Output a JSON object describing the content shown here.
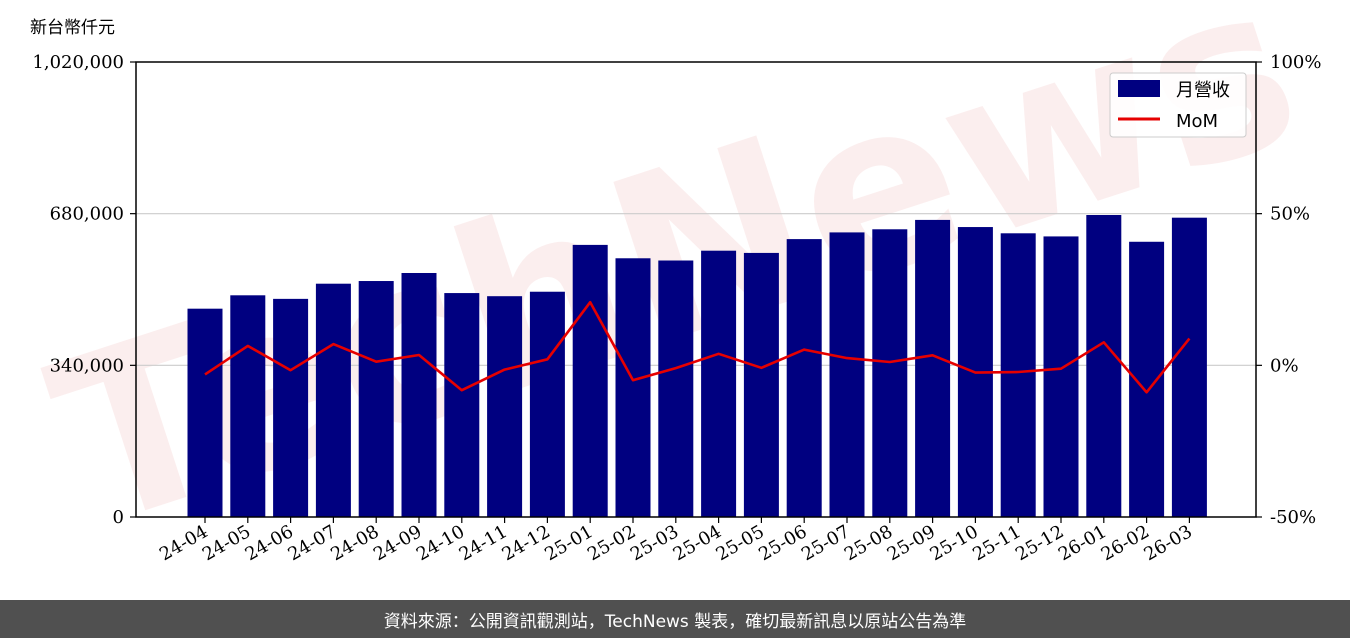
{
  "unit_label": "新台幣仟元",
  "watermark": "TechNews",
  "footer_text": "資料來源：公開資訊觀測站，TechNews 製表，確切最新訊息以原站公告為準",
  "colors": {
    "bar": "#000080",
    "line": "#e60000",
    "grid": "#cccccc",
    "footer_bg": "#505050"
  },
  "chart_data": {
    "type": "bar",
    "categories": [
      "24-04",
      "24-05",
      "24-06",
      "24-07",
      "24-08",
      "24-09",
      "24-10",
      "24-11",
      "24-12",
      "25-01",
      "25-02",
      "25-03",
      "25-04",
      "25-05",
      "25-06",
      "25-07",
      "25-08",
      "25-09",
      "25-10",
      "25-11",
      "25-12",
      "26-01",
      "26-02",
      "26-03"
    ],
    "series": [
      {
        "name": "月營收",
        "type": "bar",
        "axis": "left",
        "values": [
          467000,
          497000,
          489000,
          523000,
          529000,
          547000,
          502000,
          495000,
          505000,
          610000,
          580000,
          575000,
          597000,
          592000,
          623000,
          638000,
          645000,
          666000,
          650000,
          636000,
          629000,
          677000,
          617000,
          671000
        ]
      },
      {
        "name": "MoM",
        "type": "line",
        "axis": "right",
        "values": [
          -3.0,
          6.4,
          -1.6,
          7.0,
          1.2,
          3.4,
          -8.2,
          -1.4,
          2.0,
          20.8,
          -4.9,
          -0.9,
          3.8,
          -0.8,
          5.2,
          2.4,
          1.1,
          3.3,
          -2.4,
          -2.2,
          -1.1,
          7.6,
          -8.9,
          8.8
        ]
      }
    ],
    "yticks_left": [
      "0",
      "340,000",
      "680,000",
      "1,020,000"
    ],
    "yticks_right": [
      "-50%",
      "0%",
      "50%",
      "100%"
    ],
    "ylim_left": [
      0,
      1020000
    ],
    "ylim_right": [
      -50,
      100
    ],
    "grid": "horizontal",
    "legend_position": "top-right"
  }
}
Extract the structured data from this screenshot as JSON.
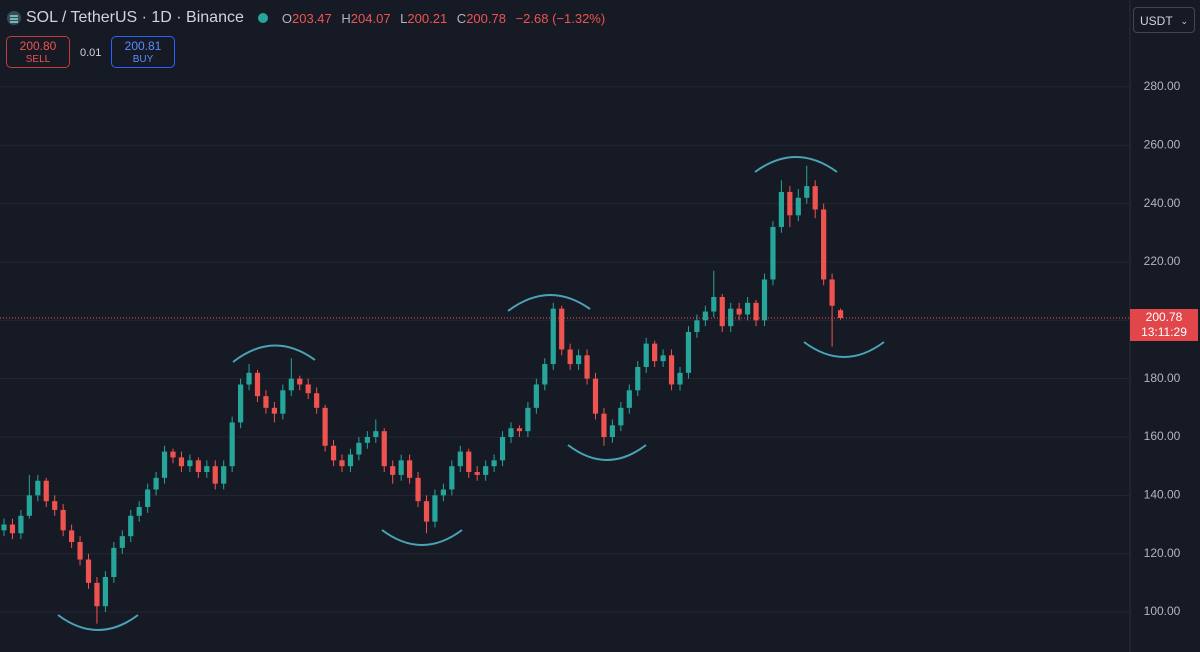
{
  "chart_data": {
    "type": "candlestick",
    "title": "SOL / TetherUS · 1D · Binance",
    "ohlc_labels": [
      "O",
      "H",
      "L",
      "C"
    ],
    "change": "−2.68 (−1.32%)",
    "sell": {
      "value": 200.8,
      "label": "200.80"
    },
    "sell_label": "SELL",
    "spread": 0.01,
    "buy": 200.81,
    "buy_label": "BUY",
    "currency": "USDT",
    "countdown": "13:11:29",
    "up_color": "#26a69a",
    "down_color": "#ef5350",
    "grid": true,
    "ylim": [
      86.3,
      309.8
    ],
    "yticks": [
      {
        "value": 100,
        "label": "100.00"
      },
      {
        "value": 120,
        "label": "120.00"
      },
      {
        "value": 140,
        "label": "140.00"
      },
      {
        "value": 160,
        "label": "160.00"
      },
      {
        "value": 180,
        "label": "180.00"
      },
      {
        "value": 200,
        "label": "200.00"
      },
      {
        "value": 220,
        "label": "220.00"
      },
      {
        "value": 240,
        "label": "240.00"
      },
      {
        "value": 260,
        "label": "260.00"
      },
      {
        "value": 280,
        "label": "280.00"
      }
    ],
    "open": [
      128,
      130,
      127,
      133,
      140,
      145,
      138,
      135,
      128,
      124,
      118,
      110,
      102,
      112,
      122,
      126,
      133,
      136,
      142,
      146,
      155,
      153,
      150,
      152,
      148,
      150,
      144,
      150,
      165,
      178,
      182,
      174,
      170,
      168,
      176,
      180,
      178,
      175,
      170,
      157,
      152,
      150,
      154,
      158,
      160,
      162,
      150,
      147,
      152,
      146,
      138,
      131,
      140,
      142,
      150,
      155,
      148,
      147,
      150,
      152,
      160,
      163,
      162,
      170,
      178,
      185,
      204,
      190,
      185,
      188,
      180,
      168,
      160,
      164,
      170,
      176,
      184,
      192,
      186,
      188,
      178,
      182,
      196,
      200,
      203,
      208,
      198,
      204,
      202,
      206,
      200,
      214,
      232,
      244,
      236,
      242,
      246,
      238,
      214,
      203.47
    ],
    "high": [
      132,
      132,
      135,
      147,
      147,
      146,
      140,
      137,
      130,
      126,
      120,
      112,
      114,
      124,
      128,
      135,
      138,
      144,
      148,
      157,
      156,
      155,
      154,
      153,
      152,
      152,
      152,
      167,
      180,
      185,
      183,
      176,
      172,
      178,
      187,
      181,
      180,
      177,
      171,
      159,
      154,
      156,
      160,
      162,
      166,
      163,
      152,
      154,
      154,
      148,
      140,
      142,
      144,
      152,
      157,
      156,
      150,
      152,
      154,
      162,
      165,
      164,
      172,
      180,
      187,
      206,
      205,
      192,
      190,
      190,
      182,
      170,
      166,
      172,
      178,
      186,
      194,
      193,
      190,
      190,
      184,
      198,
      202,
      205,
      217,
      209,
      206,
      206,
      208,
      207,
      216,
      234,
      248,
      246,
      245,
      253,
      248,
      240,
      216,
      204.07
    ],
    "low": [
      126,
      125,
      125,
      132,
      138,
      136,
      133,
      126,
      122,
      116,
      108,
      96,
      100,
      110,
      120,
      124,
      131,
      134,
      140,
      144,
      151,
      148,
      148,
      146,
      146,
      142,
      142,
      148,
      163,
      176,
      172,
      168,
      165,
      166,
      174,
      176,
      173,
      168,
      155,
      150,
      148,
      148,
      152,
      156,
      158,
      148,
      144,
      145,
      144,
      136,
      127,
      129,
      138,
      140,
      148,
      146,
      145,
      145,
      148,
      150,
      158,
      160,
      160,
      168,
      176,
      183,
      188,
      183,
      183,
      178,
      166,
      157,
      158,
      162,
      168,
      174,
      182,
      184,
      184,
      176,
      176,
      180,
      194,
      198,
      201,
      196,
      196,
      200,
      200,
      198,
      198,
      212,
      230,
      232,
      234,
      240,
      235,
      212,
      191,
      200.21
    ],
    "close": [
      130,
      127,
      133,
      140,
      145,
      138,
      135,
      128,
      124,
      118,
      110,
      102,
      112,
      122,
      126,
      133,
      136,
      142,
      146,
      155,
      153,
      150,
      152,
      148,
      150,
      144,
      150,
      165,
      178,
      182,
      174,
      170,
      168,
      176,
      180,
      178,
      175,
      170,
      157,
      152,
      150,
      154,
      158,
      160,
      162,
      150,
      147,
      152,
      146,
      138,
      131,
      140,
      142,
      150,
      155,
      148,
      147,
      150,
      152,
      160,
      163,
      162,
      170,
      178,
      185,
      204,
      190,
      185,
      188,
      180,
      168,
      160,
      164,
      170,
      176,
      184,
      192,
      186,
      188,
      178,
      182,
      196,
      200,
      203,
      208,
      198,
      204,
      202,
      206,
      200,
      214,
      232,
      244,
      236,
      242,
      246,
      238,
      214,
      205,
      200.78
    ]
  }
}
-*-
-- STATED GOAL --
Where a line in the entries holds the word "JSON", copy that line.

-- SOLVED EXERCISE --
Output a JSON object describing the content shown here.
Extract the structured data from this screenshot as JSON.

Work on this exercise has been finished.